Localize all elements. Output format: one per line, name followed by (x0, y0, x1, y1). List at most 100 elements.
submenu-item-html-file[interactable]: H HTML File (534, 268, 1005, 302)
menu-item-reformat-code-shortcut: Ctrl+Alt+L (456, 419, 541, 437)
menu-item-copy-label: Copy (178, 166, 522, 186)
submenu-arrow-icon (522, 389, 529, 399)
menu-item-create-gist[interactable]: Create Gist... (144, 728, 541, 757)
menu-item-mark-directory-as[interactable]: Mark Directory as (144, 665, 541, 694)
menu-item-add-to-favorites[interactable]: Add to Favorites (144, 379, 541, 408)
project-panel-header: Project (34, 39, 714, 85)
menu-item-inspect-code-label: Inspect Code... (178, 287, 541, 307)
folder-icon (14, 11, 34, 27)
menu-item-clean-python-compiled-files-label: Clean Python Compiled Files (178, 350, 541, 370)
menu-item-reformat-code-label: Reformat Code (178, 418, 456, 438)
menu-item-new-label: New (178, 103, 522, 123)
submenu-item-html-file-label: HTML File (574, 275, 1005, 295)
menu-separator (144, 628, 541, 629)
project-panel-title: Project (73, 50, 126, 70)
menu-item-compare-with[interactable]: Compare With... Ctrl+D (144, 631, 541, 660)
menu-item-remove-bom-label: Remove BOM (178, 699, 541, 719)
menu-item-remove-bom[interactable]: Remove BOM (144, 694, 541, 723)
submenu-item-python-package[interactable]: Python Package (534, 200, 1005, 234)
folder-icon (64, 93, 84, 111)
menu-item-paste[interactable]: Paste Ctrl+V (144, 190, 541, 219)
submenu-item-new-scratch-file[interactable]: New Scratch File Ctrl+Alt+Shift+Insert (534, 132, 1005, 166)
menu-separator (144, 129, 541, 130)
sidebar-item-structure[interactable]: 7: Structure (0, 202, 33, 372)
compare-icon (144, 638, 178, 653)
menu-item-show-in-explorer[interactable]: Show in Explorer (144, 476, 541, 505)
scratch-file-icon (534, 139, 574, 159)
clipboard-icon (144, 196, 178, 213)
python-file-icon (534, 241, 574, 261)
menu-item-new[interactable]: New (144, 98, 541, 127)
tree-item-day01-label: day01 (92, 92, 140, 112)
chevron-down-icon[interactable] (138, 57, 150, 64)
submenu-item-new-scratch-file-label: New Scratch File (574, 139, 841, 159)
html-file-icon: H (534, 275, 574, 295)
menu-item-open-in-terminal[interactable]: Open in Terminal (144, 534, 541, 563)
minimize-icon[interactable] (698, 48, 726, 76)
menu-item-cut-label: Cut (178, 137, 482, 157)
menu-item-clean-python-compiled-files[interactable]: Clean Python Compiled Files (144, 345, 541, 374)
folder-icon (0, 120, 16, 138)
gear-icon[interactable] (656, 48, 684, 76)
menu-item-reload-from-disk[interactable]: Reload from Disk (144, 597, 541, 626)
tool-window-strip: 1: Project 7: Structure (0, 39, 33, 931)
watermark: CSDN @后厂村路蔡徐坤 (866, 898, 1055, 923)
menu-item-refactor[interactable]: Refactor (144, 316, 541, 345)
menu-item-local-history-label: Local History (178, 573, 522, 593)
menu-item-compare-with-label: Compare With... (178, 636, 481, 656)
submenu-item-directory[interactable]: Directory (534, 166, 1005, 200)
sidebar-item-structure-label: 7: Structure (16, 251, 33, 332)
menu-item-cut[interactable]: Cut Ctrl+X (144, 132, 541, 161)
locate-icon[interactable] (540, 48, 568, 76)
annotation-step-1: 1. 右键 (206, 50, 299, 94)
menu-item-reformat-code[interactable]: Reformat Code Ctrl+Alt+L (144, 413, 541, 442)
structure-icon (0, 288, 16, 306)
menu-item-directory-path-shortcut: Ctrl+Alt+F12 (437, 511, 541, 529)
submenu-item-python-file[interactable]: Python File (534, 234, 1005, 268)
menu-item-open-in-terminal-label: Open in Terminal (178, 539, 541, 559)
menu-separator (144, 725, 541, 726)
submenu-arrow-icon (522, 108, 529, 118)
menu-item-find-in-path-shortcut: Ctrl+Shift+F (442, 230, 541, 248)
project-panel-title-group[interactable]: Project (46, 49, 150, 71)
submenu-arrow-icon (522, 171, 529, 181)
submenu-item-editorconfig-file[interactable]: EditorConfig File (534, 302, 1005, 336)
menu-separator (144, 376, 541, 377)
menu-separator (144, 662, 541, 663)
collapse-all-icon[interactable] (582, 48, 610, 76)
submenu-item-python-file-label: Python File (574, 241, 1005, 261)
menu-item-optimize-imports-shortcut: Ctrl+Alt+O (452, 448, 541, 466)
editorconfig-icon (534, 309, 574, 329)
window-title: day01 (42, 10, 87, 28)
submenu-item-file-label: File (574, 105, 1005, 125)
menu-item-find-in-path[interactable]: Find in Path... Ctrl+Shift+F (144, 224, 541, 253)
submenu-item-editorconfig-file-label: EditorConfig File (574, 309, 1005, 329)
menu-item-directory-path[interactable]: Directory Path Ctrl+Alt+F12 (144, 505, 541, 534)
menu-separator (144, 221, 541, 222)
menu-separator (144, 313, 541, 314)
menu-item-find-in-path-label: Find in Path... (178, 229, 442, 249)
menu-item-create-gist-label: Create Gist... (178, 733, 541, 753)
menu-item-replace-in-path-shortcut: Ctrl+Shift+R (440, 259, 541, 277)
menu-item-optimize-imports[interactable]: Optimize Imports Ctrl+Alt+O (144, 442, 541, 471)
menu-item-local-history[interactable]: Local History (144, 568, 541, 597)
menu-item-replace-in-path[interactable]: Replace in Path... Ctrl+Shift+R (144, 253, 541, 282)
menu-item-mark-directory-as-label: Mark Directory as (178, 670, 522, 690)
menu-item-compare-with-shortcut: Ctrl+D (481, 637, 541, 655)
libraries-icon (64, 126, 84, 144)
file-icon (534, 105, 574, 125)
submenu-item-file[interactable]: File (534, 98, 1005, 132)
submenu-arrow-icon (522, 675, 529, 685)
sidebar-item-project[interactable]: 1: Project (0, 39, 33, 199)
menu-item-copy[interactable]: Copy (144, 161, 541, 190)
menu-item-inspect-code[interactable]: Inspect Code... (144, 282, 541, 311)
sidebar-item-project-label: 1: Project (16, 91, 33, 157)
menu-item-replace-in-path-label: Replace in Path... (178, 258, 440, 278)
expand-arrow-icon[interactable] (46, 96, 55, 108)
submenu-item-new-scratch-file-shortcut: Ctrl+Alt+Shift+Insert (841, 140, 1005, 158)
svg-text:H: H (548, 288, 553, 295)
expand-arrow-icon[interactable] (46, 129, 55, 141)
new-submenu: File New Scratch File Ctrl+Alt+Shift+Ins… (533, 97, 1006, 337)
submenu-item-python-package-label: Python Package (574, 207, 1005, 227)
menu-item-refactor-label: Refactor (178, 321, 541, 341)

----

[Exercise description]:
Reproduce the data verbatim, everything from the start of the data down to and including the line that contains "menu-item-add-to-favorites[interactable]: Add to".

[Reply to the exercise]:
Localize all elements. Output format: one per line, name followed by (x0, y0, x1, y1). List at most 100 elements.
submenu-item-html-file[interactable]: H HTML File (534, 268, 1005, 302)
menu-item-reformat-code-shortcut: Ctrl+Alt+L (456, 419, 541, 437)
menu-item-copy-label: Copy (178, 166, 522, 186)
submenu-arrow-icon (522, 389, 529, 399)
menu-item-create-gist[interactable]: Create Gist... (144, 728, 541, 757)
menu-item-mark-directory-as[interactable]: Mark Directory as (144, 665, 541, 694)
menu-item-add-to-favorites[interactable]: Add to Favorites (144, 379, 541, 408)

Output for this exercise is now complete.